Stated goal: Restate the entries below verbatim.

Lines of data:
## Start

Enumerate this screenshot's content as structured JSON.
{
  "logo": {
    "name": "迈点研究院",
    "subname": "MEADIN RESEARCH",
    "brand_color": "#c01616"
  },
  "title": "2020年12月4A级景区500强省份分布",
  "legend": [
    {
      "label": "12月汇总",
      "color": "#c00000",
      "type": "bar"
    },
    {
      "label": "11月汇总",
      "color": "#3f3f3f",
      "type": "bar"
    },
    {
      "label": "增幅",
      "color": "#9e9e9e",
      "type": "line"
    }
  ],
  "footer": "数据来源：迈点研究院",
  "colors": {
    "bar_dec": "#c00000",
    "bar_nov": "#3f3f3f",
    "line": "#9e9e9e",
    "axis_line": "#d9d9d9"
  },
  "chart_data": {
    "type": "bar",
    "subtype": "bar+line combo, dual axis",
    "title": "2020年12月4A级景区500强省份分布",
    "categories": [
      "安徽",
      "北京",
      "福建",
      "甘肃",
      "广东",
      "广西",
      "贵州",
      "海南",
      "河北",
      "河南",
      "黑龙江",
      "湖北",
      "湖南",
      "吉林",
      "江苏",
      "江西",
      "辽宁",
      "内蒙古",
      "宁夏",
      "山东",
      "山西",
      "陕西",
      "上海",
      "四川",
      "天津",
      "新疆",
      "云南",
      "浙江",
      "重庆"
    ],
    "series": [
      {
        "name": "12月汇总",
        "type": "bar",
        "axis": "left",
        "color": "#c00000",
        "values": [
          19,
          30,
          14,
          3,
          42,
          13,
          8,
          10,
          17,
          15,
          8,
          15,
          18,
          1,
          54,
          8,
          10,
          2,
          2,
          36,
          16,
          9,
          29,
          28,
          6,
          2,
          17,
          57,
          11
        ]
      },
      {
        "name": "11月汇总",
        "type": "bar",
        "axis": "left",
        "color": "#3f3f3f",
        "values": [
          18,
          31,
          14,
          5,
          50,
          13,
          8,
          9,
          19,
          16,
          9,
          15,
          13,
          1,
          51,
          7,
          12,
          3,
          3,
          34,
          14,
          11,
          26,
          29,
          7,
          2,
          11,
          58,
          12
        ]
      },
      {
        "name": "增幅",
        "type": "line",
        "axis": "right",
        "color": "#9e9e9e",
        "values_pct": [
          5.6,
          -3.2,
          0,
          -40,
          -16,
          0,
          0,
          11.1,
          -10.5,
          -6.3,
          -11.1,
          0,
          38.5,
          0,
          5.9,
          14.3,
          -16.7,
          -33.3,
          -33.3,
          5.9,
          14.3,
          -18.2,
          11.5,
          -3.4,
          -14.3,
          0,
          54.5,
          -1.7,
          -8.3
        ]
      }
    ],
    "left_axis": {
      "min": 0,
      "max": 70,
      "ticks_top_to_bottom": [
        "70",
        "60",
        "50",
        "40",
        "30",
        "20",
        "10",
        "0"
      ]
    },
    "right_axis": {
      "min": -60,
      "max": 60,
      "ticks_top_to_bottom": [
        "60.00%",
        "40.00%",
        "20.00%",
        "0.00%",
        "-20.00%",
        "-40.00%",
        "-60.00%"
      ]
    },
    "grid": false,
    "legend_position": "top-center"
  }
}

## End

Task response:
Enumerate this screenshot's content as structured JSON.
{
  "logo": {
    "name": "迈点研究院",
    "subname": "MEADIN RESEARCH",
    "brand_color": "#c01616"
  },
  "title": "2020年12月4A级景区500强省份分布",
  "legend": [
    {
      "label": "12月汇总",
      "color": "#c00000",
      "type": "bar"
    },
    {
      "label": "11月汇总",
      "color": "#3f3f3f",
      "type": "bar"
    },
    {
      "label": "增幅",
      "color": "#9e9e9e",
      "type": "line"
    }
  ],
  "footer": "数据来源：迈点研究院",
  "colors": {
    "bar_dec": "#c00000",
    "bar_nov": "#3f3f3f",
    "line": "#9e9e9e",
    "axis_line": "#d9d9d9"
  },
  "chart_data": {
    "type": "bar",
    "subtype": "bar+line combo, dual axis",
    "title": "2020年12月4A级景区500强省份分布",
    "categories": [
      "安徽",
      "北京",
      "福建",
      "甘肃",
      "广东",
      "广西",
      "贵州",
      "海南",
      "河北",
      "河南",
      "黑龙江",
      "湖北",
      "湖南",
      "吉林",
      "江苏",
      "江西",
      "辽宁",
      "内蒙古",
      "宁夏",
      "山东",
      "山西",
      "陕西",
      "上海",
      "四川",
      "天津",
      "新疆",
      "云南",
      "浙江",
      "重庆"
    ],
    "series": [
      {
        "name": "12月汇总",
        "type": "bar",
        "axis": "left",
        "color": "#c00000",
        "values": [
          19,
          30,
          14,
          3,
          42,
          13,
          8,
          10,
          17,
          15,
          8,
          15,
          18,
          1,
          54,
          8,
          10,
          2,
          2,
          36,
          16,
          9,
          29,
          28,
          6,
          2,
          17,
          57,
          11
        ]
      },
      {
        "name": "11月汇总",
        "type": "bar",
        "axis": "left",
        "color": "#3f3f3f",
        "values": [
          18,
          31,
          14,
          5,
          50,
          13,
          8,
          9,
          19,
          16,
          9,
          15,
          13,
          1,
          51,
          7,
          12,
          3,
          3,
          34,
          14,
          11,
          26,
          29,
          7,
          2,
          11,
          58,
          12
        ]
      },
      {
        "name": "增幅",
        "type": "line",
        "axis": "right",
        "color": "#9e9e9e",
        "values_pct": [
          5.6,
          -3.2,
          0,
          -40,
          -16,
          0,
          0,
          11.1,
          -10.5,
          -6.3,
          -11.1,
          0,
          38.5,
          0,
          5.9,
          14.3,
          -16.7,
          -33.3,
          -33.3,
          5.9,
          14.3,
          -18.2,
          11.5,
          -3.4,
          -14.3,
          0,
          54.5,
          -1.7,
          -8.3
        ]
      }
    ],
    "left_axis": {
      "min": 0,
      "max": 70,
      "ticks_top_to_bottom": [
        "70",
        "60",
        "50",
        "40",
        "30",
        "20",
        "10",
        "0"
      ]
    },
    "right_axis": {
      "min": -60,
      "max": 60,
      "ticks_top_to_bottom": [
        "60.00%",
        "40.00%",
        "20.00%",
        "0.00%",
        "-20.00%",
        "-40.00%",
        "-60.00%"
      ]
    },
    "grid": false,
    "legend_position": "top-center"
  }
}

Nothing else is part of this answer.